WORK INSTRUCTIONS:
In the following material, identify every line holding the string "utilisation" and return it.

DATA PROVIDED:
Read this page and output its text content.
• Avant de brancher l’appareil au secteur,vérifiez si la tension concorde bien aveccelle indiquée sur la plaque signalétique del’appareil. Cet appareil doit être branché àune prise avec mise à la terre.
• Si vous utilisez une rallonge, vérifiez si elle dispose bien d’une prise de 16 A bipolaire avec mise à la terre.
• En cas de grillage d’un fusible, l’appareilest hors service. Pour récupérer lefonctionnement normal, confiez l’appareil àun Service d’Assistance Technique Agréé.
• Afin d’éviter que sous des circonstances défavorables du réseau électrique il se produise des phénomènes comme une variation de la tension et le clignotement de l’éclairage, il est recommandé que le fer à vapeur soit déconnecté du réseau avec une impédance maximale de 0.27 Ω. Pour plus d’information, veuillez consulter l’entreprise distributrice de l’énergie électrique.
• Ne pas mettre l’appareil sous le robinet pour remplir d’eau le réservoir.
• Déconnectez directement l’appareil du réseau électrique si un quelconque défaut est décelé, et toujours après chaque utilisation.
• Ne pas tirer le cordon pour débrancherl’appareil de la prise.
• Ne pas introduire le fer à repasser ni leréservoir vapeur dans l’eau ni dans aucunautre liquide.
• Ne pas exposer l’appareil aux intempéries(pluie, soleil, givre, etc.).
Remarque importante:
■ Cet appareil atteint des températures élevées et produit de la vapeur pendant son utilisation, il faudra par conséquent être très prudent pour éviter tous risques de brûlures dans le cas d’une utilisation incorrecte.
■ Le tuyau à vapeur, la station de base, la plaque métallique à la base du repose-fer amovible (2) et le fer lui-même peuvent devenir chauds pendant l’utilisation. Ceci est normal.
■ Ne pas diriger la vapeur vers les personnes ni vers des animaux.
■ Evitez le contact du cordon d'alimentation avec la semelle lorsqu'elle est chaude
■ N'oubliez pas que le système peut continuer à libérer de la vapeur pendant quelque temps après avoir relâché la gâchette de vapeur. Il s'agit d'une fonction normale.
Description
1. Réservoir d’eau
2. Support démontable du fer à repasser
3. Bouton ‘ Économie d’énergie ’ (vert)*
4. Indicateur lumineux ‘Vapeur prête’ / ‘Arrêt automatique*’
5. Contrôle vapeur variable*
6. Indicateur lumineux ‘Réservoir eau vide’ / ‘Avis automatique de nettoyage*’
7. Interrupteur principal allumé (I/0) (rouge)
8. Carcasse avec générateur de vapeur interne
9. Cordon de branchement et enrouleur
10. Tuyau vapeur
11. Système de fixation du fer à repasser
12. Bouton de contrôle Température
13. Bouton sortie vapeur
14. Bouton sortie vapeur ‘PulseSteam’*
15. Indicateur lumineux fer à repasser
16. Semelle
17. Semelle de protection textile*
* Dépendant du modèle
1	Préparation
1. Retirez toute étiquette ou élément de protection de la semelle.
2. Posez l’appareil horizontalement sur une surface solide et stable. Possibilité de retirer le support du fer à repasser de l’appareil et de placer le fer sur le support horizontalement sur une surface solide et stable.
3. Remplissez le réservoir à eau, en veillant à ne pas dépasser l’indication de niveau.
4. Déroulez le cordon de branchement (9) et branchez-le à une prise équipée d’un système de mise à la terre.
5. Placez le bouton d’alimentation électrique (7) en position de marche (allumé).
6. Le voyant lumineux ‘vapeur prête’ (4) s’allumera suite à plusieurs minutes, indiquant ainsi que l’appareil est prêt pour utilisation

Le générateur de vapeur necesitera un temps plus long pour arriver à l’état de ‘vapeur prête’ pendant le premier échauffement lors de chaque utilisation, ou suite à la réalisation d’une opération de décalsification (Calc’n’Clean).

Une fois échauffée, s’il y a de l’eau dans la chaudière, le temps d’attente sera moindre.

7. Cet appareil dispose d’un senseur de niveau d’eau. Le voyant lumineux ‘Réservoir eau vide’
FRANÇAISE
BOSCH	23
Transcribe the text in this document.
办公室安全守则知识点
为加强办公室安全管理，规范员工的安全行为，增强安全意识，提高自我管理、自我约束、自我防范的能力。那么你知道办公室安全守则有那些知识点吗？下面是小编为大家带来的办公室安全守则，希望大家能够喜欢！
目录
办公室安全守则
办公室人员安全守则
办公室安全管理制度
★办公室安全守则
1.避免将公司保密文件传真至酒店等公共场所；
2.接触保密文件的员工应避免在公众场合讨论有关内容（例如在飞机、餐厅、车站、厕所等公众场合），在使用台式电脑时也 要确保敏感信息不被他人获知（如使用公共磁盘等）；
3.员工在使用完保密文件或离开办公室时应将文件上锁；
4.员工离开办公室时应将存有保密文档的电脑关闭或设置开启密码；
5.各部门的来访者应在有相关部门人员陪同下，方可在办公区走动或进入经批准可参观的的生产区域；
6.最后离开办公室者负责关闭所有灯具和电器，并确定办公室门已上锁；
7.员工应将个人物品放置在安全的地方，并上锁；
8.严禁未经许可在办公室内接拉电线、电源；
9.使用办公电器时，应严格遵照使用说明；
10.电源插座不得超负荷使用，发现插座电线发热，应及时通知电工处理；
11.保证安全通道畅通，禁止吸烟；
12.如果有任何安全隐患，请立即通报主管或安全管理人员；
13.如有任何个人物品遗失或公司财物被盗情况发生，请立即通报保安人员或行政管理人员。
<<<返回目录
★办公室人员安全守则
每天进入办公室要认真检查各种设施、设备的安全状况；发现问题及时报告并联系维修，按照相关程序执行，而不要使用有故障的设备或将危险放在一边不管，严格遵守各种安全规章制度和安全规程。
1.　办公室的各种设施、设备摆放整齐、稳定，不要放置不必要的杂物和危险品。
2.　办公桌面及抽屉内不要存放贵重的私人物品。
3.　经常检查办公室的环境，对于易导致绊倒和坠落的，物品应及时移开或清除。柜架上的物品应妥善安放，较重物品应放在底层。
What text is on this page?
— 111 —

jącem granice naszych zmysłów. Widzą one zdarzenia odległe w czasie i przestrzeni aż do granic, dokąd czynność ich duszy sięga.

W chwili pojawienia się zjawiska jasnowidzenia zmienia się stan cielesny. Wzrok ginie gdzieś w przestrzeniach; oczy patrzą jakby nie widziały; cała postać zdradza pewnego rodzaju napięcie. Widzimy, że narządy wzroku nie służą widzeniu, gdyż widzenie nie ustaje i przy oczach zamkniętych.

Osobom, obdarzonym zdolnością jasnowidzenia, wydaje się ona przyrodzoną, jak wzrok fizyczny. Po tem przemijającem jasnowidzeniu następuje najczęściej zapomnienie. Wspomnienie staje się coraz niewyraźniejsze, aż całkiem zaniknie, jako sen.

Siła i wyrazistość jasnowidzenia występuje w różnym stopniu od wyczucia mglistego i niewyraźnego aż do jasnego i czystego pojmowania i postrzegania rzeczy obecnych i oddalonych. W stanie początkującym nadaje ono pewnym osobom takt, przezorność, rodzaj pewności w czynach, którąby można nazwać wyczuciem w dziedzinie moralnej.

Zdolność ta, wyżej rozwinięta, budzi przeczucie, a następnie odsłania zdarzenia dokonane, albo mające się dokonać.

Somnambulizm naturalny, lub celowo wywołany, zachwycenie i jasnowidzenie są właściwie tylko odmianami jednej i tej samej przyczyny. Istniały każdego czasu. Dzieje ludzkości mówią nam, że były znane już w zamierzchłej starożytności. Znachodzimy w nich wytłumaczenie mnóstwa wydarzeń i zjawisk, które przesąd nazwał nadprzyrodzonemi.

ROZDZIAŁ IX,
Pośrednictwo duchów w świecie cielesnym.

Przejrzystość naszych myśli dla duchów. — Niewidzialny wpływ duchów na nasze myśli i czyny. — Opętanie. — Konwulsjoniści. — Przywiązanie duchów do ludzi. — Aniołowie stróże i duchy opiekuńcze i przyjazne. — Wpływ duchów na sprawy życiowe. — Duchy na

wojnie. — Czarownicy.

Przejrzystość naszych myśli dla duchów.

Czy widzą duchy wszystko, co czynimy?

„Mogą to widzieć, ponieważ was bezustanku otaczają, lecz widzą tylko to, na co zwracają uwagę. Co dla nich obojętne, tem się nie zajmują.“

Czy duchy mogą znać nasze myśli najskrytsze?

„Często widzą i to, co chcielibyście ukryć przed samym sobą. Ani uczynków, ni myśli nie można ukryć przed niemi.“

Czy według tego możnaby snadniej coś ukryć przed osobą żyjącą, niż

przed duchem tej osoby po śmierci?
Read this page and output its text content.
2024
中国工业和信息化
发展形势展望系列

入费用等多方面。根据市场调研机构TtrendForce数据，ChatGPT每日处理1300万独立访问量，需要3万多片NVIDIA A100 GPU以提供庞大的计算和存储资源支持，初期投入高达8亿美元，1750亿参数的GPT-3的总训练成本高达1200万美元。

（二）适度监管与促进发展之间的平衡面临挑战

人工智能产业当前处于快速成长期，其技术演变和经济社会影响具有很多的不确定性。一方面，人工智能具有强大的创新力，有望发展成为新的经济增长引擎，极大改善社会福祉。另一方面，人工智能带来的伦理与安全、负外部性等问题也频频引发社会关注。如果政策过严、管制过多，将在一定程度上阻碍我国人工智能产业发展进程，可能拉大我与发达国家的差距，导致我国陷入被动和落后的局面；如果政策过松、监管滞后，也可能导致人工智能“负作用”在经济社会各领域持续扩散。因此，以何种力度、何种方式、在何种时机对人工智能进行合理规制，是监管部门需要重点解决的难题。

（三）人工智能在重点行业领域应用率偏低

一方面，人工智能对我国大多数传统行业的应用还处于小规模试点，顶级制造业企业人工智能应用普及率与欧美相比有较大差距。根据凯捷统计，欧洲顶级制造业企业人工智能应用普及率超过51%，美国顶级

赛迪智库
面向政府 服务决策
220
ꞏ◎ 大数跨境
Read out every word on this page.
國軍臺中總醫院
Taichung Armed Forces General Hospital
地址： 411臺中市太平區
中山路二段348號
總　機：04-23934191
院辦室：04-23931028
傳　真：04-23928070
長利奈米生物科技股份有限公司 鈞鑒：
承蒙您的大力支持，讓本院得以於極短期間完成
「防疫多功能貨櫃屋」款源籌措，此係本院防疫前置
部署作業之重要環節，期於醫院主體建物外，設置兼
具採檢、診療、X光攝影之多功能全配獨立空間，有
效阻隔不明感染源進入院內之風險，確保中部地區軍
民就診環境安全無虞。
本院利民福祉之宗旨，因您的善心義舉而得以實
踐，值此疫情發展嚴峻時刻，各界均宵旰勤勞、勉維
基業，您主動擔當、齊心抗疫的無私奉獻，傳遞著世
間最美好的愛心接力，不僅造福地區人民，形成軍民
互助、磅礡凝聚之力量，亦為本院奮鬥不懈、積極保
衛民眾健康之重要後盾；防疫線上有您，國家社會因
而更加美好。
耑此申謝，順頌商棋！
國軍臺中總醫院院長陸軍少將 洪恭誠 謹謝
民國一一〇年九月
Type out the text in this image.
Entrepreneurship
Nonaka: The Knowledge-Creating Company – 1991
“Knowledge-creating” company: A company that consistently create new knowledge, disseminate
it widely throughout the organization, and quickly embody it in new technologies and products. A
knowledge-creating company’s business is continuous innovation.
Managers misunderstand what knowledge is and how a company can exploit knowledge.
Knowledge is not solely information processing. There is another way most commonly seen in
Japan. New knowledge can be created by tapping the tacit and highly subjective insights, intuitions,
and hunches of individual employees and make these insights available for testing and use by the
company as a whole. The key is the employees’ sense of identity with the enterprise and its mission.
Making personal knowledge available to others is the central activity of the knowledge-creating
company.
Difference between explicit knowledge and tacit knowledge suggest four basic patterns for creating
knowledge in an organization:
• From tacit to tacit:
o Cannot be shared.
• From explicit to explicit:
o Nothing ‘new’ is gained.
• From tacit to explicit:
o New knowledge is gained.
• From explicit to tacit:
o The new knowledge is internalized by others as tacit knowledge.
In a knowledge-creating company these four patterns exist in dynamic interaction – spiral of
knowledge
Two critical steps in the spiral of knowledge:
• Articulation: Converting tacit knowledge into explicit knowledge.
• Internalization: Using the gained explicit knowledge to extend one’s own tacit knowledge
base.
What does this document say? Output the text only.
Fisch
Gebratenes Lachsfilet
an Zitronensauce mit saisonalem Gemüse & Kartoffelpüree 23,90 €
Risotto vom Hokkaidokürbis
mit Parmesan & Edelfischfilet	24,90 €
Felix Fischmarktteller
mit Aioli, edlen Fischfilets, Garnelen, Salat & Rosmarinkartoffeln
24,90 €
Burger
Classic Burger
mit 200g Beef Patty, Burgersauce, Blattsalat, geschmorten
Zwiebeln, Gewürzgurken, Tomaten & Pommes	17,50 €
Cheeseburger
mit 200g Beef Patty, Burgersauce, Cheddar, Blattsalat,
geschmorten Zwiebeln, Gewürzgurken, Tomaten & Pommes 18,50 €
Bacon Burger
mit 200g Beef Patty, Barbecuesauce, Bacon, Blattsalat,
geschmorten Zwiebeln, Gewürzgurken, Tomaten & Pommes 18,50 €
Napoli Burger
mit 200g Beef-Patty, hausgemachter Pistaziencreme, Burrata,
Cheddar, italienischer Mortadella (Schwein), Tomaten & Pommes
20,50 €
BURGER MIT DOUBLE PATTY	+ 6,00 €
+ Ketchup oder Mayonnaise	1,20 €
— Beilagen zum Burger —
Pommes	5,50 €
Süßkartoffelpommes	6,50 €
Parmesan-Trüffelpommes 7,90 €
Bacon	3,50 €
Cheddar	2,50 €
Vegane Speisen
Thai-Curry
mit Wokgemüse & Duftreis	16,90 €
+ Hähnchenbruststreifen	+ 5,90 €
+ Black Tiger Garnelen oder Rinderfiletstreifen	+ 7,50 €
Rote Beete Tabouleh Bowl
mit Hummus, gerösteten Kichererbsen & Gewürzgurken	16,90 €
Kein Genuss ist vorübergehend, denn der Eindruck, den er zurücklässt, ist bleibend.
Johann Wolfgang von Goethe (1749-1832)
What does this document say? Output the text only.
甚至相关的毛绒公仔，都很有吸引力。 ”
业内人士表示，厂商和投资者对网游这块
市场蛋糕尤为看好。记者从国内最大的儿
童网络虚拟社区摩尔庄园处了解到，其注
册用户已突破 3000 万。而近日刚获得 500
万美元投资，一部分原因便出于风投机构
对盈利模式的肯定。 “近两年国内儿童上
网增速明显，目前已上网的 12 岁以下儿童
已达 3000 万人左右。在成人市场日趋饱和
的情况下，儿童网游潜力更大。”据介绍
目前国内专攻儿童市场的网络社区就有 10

RESULT OF THIS EXERCISE:
• Déconnectez directement l’appareil du réseau électrique si un quelconque défaut est décelé, et toujours après chaque utilisation.
■ Cet appareil atteint des températures élevées et produit de la vapeur pendant son utilisation, il faudra par conséquent être très prudent pour éviter tous risques de brûlures dans le cas d’une utilisation incorrecte.
■ Le tuyau à vapeur, la station de base, la plaque métallique à la base du repose-fer amovible (2) et le fer lui-même peuvent devenir chauds pendant l’utilisation. Ceci est normal.
6. Le voyant lumineux ‘vapeur prête’ (4) s’allumera suite à plusieurs minutes, indiquant ainsi que l’appareil est prêt pour utilisation
Le générateur de vapeur necesitera un temps plus long pour arriver à l’état de ‘vapeur prête’ pendant le premier échauffement lors de chaque utilisation, ou suite à la réalisation d’une opération de décalsification (Calc’n’Clean).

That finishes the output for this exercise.